■ GIVEN REQUEST ■
Restate the whole listing word for word. Pictures are left out.

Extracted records
......
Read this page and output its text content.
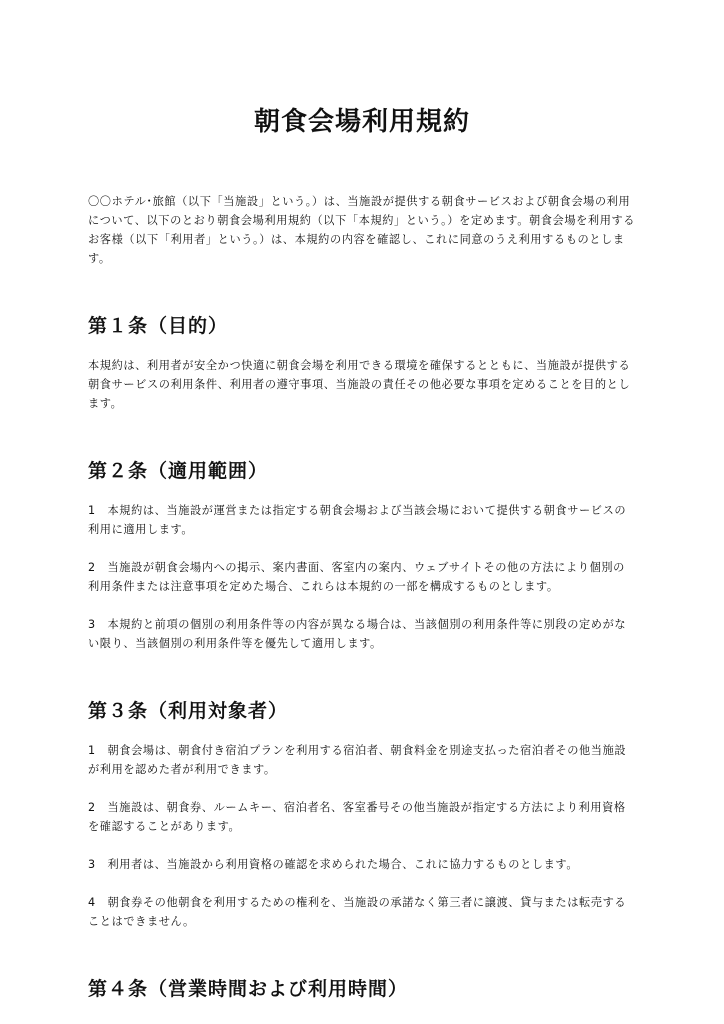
朝食会場利用規約

〇〇ホテル･旅館（以下「当施設」という。）は、当施設が提供する朝食サービスおよび朝食会場の利用について、以下のとおり朝食会場利用規約（以下「本規約」という。）を定めます。朝食会場を利用するお客様（以下「利用者」という。）は、本規約の内容を確認し、これに同意のうえ利用するものとします。

第１条（目的）

本規約は、利用者が安全かつ快適に朝食会場を利用できる環境を確保するとともに、当施設が提供する朝食サービスの利用条件、利用者の遵守事項、当施設の責任その他必要な事項を定めることを目的とします。

第２条（適用範囲）

1　本規約は、当施設が運営または指定する朝食会場および当該会場において提供する朝食サービスの利用に適用します。

2　当施設が朝食会場内への掲示、案内書面、客室内の案内、ウェブサイトその他の方法により個別の利用条件または注意事項を定めた場合、これらは本規約の一部を構成するものとします。

3　本規約と前項の個別の利用条件等の内容が異なる場合は、当該個別の利用条件等に別段の定めがない限り、当該個別の利用条件等を優先して適用します。

第３条（利用対象者）

1　朝食会場は、朝食付き宿泊プランを利用する宿泊者、朝食料金を別途支払った宿泊者その他当施設が利用を認めた者が利用できます。

2　当施設は、朝食券、ルームキー、宿泊者名、客室番号その他当施設が指定する方法により利用資格を確認することがあります。

3　利用者は、当施設から利用資格の確認を求められた場合、これに協力するものとします。

4　朝食券その他朝食を利用するための権利を、当施設の承諾なく第三者に譲渡、貸与または転売することはできません。

第４条（営業時間および利用時間）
......
■ RESPONSE TO THIS EXERCISE ■
Read this page and output its text content.
朝食会場利用規約

〇〇ホテル･旅館（以下「当施設」という。）は、当施設が提供する朝食サービスおよび朝食会場の利用について、以下のとおり朝食会場利用規約（以下「本規約」という。）を定めます。朝食会場を利用するお客様（以下「利用者」という。）は、本規約の内容を確認し、これに同意のうえ利用するものとします。

第１条（目的）

本規約は、利用者が安全かつ快適に朝食会場を利用できる環境を確保するとともに、当施設が提供する朝食サービスの利用条件、利用者の遵守事項、当施設の責任その他必要な事項を定めることを目的とします。

第２条（適用範囲）

1　本規約は、当施設が運営または指定する朝食会場および当該会場において提供する朝食サービスの利用に適用します。

2　当施設が朝食会場内への掲示、案内書面、客室内の案内、ウェブサイトその他の方法により個別の利用条件または注意事項を定めた場合、これらは本規約の一部を構成するものとします。

3　本規約と前項の個別の利用条件等の内容が異なる場合は、当該個別の利用条件等に別段の定めがない限り、当該個別の利用条件等を優先して適用します。

第３条（利用対象者）

1　朝食会場は、朝食付き宿泊プランを利用する宿泊者、朝食料金を別途支払った宿泊者その他当施設が利用を認めた者が利用できます。

2　当施設は、朝食券、ルームキー、宿泊者名、客室番号その他当施設が指定する方法により利用資格を確認することがあります。

3　利用者は、当施設から利用資格の確認を求められた場合、これに協力するものとします。

4　朝食券その他朝食を利用するための権利を、当施設の承諾なく第三者に譲渡、貸与または転売することはできません。

第４条（営業時間および利用時間）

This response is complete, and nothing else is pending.